>>>

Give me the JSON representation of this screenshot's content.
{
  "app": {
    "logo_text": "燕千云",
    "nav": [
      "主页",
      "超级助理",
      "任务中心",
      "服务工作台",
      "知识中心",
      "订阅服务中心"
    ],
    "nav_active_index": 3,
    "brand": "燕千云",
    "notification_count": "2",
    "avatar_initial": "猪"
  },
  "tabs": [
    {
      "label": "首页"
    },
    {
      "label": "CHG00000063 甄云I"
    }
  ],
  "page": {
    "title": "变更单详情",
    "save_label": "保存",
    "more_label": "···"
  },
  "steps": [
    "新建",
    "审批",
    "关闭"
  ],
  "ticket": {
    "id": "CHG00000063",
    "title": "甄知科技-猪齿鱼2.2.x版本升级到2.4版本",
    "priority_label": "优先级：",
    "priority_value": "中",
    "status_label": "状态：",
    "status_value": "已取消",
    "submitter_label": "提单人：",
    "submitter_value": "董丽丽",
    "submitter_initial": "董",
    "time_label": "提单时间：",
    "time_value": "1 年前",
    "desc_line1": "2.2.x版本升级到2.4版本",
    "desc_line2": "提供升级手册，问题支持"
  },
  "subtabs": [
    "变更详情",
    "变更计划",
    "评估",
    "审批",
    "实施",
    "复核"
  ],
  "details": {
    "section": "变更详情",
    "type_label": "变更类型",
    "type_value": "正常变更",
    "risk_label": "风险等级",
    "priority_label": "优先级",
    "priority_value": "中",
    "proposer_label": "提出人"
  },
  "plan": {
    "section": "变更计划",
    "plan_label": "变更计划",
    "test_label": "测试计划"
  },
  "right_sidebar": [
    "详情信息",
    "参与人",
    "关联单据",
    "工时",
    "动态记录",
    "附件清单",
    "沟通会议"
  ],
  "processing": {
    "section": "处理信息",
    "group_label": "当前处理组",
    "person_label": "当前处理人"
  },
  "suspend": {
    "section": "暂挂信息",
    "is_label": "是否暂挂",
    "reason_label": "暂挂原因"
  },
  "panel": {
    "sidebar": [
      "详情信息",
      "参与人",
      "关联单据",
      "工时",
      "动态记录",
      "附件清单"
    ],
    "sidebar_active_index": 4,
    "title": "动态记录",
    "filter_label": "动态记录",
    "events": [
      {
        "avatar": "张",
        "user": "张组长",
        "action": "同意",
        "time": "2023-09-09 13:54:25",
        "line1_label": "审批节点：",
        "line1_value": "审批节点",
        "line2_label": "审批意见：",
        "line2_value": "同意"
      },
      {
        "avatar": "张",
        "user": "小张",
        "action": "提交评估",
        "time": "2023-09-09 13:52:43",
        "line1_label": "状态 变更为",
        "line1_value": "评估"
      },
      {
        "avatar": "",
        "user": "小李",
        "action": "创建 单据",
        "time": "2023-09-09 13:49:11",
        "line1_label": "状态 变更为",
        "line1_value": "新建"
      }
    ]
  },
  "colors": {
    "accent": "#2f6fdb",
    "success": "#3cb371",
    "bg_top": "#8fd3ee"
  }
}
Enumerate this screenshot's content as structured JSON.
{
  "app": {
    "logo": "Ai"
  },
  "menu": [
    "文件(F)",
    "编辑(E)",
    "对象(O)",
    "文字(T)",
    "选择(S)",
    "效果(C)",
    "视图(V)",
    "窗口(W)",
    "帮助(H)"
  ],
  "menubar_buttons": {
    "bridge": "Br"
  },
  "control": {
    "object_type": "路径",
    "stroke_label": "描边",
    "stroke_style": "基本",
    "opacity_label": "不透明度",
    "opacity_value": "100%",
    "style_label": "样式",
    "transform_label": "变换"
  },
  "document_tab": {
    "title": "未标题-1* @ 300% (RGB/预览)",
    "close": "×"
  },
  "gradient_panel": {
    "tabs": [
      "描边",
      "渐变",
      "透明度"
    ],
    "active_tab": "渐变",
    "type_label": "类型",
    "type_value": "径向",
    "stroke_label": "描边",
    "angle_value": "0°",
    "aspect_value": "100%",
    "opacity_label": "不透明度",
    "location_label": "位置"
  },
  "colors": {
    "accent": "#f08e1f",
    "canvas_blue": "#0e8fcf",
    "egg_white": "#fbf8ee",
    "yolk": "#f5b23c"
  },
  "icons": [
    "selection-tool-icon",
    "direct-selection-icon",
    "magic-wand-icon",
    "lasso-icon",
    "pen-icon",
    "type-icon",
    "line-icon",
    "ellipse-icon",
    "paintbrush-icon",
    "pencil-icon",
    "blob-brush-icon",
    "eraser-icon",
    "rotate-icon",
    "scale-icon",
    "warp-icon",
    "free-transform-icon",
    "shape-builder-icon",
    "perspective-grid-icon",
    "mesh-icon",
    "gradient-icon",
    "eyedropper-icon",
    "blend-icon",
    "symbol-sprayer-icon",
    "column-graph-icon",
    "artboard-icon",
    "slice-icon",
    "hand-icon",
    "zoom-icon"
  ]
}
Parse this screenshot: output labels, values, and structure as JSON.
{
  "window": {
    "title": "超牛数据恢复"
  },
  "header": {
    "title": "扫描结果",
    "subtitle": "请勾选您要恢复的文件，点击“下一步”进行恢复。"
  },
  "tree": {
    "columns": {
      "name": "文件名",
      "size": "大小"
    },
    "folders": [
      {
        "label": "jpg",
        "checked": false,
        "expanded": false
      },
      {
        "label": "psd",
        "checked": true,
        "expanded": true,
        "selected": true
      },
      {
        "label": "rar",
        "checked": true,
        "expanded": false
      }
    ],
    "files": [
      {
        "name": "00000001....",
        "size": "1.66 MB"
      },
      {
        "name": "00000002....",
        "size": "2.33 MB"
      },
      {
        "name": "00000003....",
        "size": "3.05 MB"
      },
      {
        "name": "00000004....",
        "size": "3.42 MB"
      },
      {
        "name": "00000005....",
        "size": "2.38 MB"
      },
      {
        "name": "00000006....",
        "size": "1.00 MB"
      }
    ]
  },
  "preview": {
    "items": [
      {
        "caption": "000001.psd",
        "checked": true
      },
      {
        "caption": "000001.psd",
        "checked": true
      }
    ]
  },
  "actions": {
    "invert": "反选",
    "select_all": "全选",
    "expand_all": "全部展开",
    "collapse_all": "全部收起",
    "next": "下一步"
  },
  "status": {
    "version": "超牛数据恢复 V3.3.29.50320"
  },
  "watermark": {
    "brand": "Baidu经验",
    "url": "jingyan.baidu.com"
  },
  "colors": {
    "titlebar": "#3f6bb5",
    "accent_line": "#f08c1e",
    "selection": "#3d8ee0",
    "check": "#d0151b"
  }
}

<<<

Retype the records above exactly.

Give me the JSON representation of this screenshot's content.
{
  "app": {
    "logo_text": "燕千云",
    "nav": [
      "主页",
      "超级助理",
      "任务中心",
      "服务工作台",
      "知识中心",
      "订阅服务中心"
    ],
    "nav_active_index": 3,
    "brand": "燕千云",
    "notification_count": "2",
    "avatar_initial": "猪"
  },
  "tabs": [
    {
      "label": "首页"
    },
    {
      "label": "CHG00000063 甄云I"
    }
  ],
  "page": {
    "title": "变更单详情",
    "save_label": "保存",
    "more_label": "···"
  },
  "steps": [
    "新建",
    "审批",
    "关闭"
  ],
  "ticket": {
    "id": "CHG00000063",
    "title": "甄知科技-猪齿鱼2.2.x版本升级到2.4版本",
    "priority_label": "优先级：",
    "priority_value": "中",
    "status_label": "状态：",
    "status_value": "已取消",
    "submitter_label": "提单人：",
    "submitter_value": "董丽丽",
    "submitter_initial": "董",
    "time_label": "提单时间：",
    "time_value": "1 年前",
    "desc_line1": "2.2.x版本升级到2.4版本",
    "desc_line2": "提供升级手册，问题支持"
  },
  "subtabs": [
    "变更详情",
    "变更计划",
    "评估",
    "审批",
    "实施",
    "复核"
  ],
  "details": {
    "section": "变更详情",
    "type_label": "变更类型",
    "type_value": "正常变更",
    "risk_label": "风险等级",
    "priority_label": "优先级",
    "priority_value": "中",
    "proposer_label": "提出人"
  },
  "plan": {
    "section": "变更计划",
    "plan_label": "变更计划",
    "test_label": "测试计划"
  },
  "right_sidebar": [
    "详情信息",
    "参与人",
    "关联单据",
    "工时",
    "动态记录",
    "附件清单",
    "沟通会议"
  ],
  "processing": {
    "section": "处理信息",
    "group_label": "当前处理组",
    "person_label": "当前处理人"
  },
  "suspend": {
    "section": "暂挂信息",
    "is_label": "是否暂挂",
    "reason_label": "暂挂原因"
  },
  "panel": {
    "sidebar": [
      "详情信息",
      "参与人",
      "关联单据",
      "工时",
      "动态记录",
      "附件清单"
    ],
    "sidebar_active_index": 4,
    "title": "动态记录",
    "filter_label": "动态记录",
    "events": [
      {
        "avatar": "张",
        "user": "张组长",
        "action": "同意",
        "time": "2023-09-09 13:54:25",
        "line1_label": "审批节点：",
        "line1_value": "审批节点",
        "line2_label": "审批意见：",
        "line2_value": "同意"
      },
      {
        "avatar": "张",
        "user": "小张",
        "action": "提交评估",
        "time": "2023-09-09 13:52:43",
        "line1_label": "状态 变更为",
        "line1_value": "评估"
      },
      {
        "avatar": "",
        "user": "小李",
        "action": "创建 单据",
        "time": "2023-09-09 13:49:11",
        "line1_label": "状态 变更为",
        "line1_value": "新建"
      }
    ]
  },
  "colors": {
    "accent": "#2f6fdb",
    "success": "#3cb371",
    "bg_top": "#8fd3ee"
  }
}
Enumerate this screenshot's content as structured JSON.
{
  "app": {
    "logo": "Ai"
  },
  "menu": [
    "文件(F)",
    "编辑(E)",
    "对象(O)",
    "文字(T)",
    "选择(S)",
    "效果(C)",
    "视图(V)",
    "窗口(W)",
    "帮助(H)"
  ],
  "menubar_buttons": {
    "bridge": "Br"
  },
  "control": {
    "object_type": "路径",
    "stroke_label": "描边",
    "stroke_style": "基本",
    "opacity_label": "不透明度",
    "opacity_value": "100%",
    "style_label": "样式",
    "transform_label": "变换"
  },
  "document_tab": {
    "title": "未标题-1* @ 300% (RGB/预览)",
    "close": "×"
  },
  "gradient_panel": {
    "tabs": [
      "描边",
      "渐变",
      "透明度"
    ],
    "active_tab": "渐变",
    "type_label": "类型",
    "type_value": "径向",
    "stroke_label": "描边",
    "angle_value": "0°",
    "aspect_value": "100%",
    "opacity_label": "不透明度",
    "location_label": "位置"
  },
  "colors": {
    "accent": "#f08e1f",
    "canvas_blue": "#0e8fcf",
    "egg_white": "#fbf8ee",
    "yolk": "#f5b23c"
  },
  "icons": [
    "selection-tool-icon",
    "direct-selection-icon",
    "magic-wand-icon",
    "lasso-icon",
    "pen-icon",
    "type-icon",
    "line-icon",
    "ellipse-icon",
    "paintbrush-icon",
    "pencil-icon",
    "blob-brush-icon",
    "eraser-icon",
    "rotate-icon",
    "scale-icon",
    "warp-icon",
    "free-transform-icon",
    "shape-builder-icon",
    "perspective-grid-icon",
    "mesh-icon",
    "gradient-icon",
    "eyedropper-icon",
    "blend-icon",
    "symbol-sprayer-icon",
    "column-graph-icon",
    "artboard-icon",
    "slice-icon",
    "hand-icon",
    "zoom-icon"
  ]
}
Parse this screenshot: output labels, values, and structure as JSON.
{
  "window": {
    "title": "超牛数据恢复"
  },
  "header": {
    "title": "扫描结果",
    "subtitle": "请勾选您要恢复的文件，点击“下一步”进行恢复。"
  },
  "tree": {
    "columns": {
      "name": "文件名",
      "size": "大小"
    },
    "folders": [
      {
        "label": "jpg",
        "checked": false,
        "expanded": false
      },
      {
        "label": "psd",
        "checked": true,
        "expanded": true,
        "selected": true
      },
      {
        "label": "rar",
        "checked": true,
        "expanded": false
      }
    ],
    "files": [
      {
        "name": "00000001....",
        "size": "1.66 MB"
      },
      {
        "name": "00000002....",
        "size": "2.33 MB"
      },
      {
        "name": "00000003....",
        "size": "3.05 MB"
      },
      {
        "name": "00000004....",
        "size": "3.42 MB"
      },
      {
        "name": "00000005....",
        "size": "2.38 MB"
      },
      {
        "name": "00000006....",
        "size": "1.00 MB"
      }
    ]
  },
  "preview": {
    "items": [
      {
        "caption": "000001.psd",
        "checked": true
      },
      {
        "caption": "000001.psd",
        "checked": true
      }
    ]
  },
  "actions": {
    "invert": "反选",
    "select_all": "全选",
    "expand_all": "全部展开",
    "collapse_all": "全部收起",
    "next": "下一步"
  },
  "status": {
    "version": "超牛数据恢复 V3.3.29.50320"
  },
  "watermark": {
    "brand": "Baidu经验",
    "url": "jingyan.baidu.com"
  },
  "colors": {
    "titlebar": "#3f6bb5",
    "accent_line": "#f08c1e",
    "selection": "#3d8ee0",
    "check": "#d0151b"
  }
}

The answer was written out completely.